[GIVEN RECORDS]
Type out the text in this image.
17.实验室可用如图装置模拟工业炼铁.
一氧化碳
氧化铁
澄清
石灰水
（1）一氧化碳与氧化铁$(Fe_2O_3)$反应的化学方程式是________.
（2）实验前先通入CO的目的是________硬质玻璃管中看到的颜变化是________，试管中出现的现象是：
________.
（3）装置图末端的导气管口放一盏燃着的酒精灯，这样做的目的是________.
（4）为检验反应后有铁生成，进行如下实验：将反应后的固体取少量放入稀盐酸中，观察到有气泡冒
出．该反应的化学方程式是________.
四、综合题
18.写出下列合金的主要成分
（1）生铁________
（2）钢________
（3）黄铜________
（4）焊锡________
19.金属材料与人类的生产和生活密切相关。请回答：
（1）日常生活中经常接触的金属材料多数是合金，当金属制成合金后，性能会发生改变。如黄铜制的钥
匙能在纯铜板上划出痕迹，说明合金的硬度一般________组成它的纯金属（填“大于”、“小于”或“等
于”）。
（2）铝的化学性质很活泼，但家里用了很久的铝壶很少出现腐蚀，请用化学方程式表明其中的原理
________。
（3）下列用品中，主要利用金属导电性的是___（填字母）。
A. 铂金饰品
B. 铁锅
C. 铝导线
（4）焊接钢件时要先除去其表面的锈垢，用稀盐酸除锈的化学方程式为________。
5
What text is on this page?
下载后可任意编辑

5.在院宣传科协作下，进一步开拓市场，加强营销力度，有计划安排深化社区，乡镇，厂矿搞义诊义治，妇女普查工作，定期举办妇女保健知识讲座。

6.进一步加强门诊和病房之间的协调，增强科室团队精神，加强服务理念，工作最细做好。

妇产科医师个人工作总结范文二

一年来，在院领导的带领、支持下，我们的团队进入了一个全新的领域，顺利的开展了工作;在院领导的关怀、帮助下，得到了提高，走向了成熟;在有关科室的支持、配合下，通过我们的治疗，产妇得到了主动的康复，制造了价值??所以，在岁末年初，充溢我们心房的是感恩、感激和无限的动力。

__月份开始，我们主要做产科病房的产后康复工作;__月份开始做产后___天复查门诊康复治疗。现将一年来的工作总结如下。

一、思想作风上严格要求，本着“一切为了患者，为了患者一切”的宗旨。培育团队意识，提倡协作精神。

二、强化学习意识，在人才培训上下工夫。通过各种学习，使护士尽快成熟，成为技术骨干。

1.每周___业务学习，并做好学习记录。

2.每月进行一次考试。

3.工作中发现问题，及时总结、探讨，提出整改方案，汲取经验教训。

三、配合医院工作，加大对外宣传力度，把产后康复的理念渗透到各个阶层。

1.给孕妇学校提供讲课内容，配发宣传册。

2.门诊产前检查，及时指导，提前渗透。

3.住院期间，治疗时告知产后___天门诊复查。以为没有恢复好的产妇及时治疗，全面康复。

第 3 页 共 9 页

[TASK GOAL]
Show the lines of the data that hold the word "text".

[FULL RESPONSE]
Type out the text in this image.
What text is on this page?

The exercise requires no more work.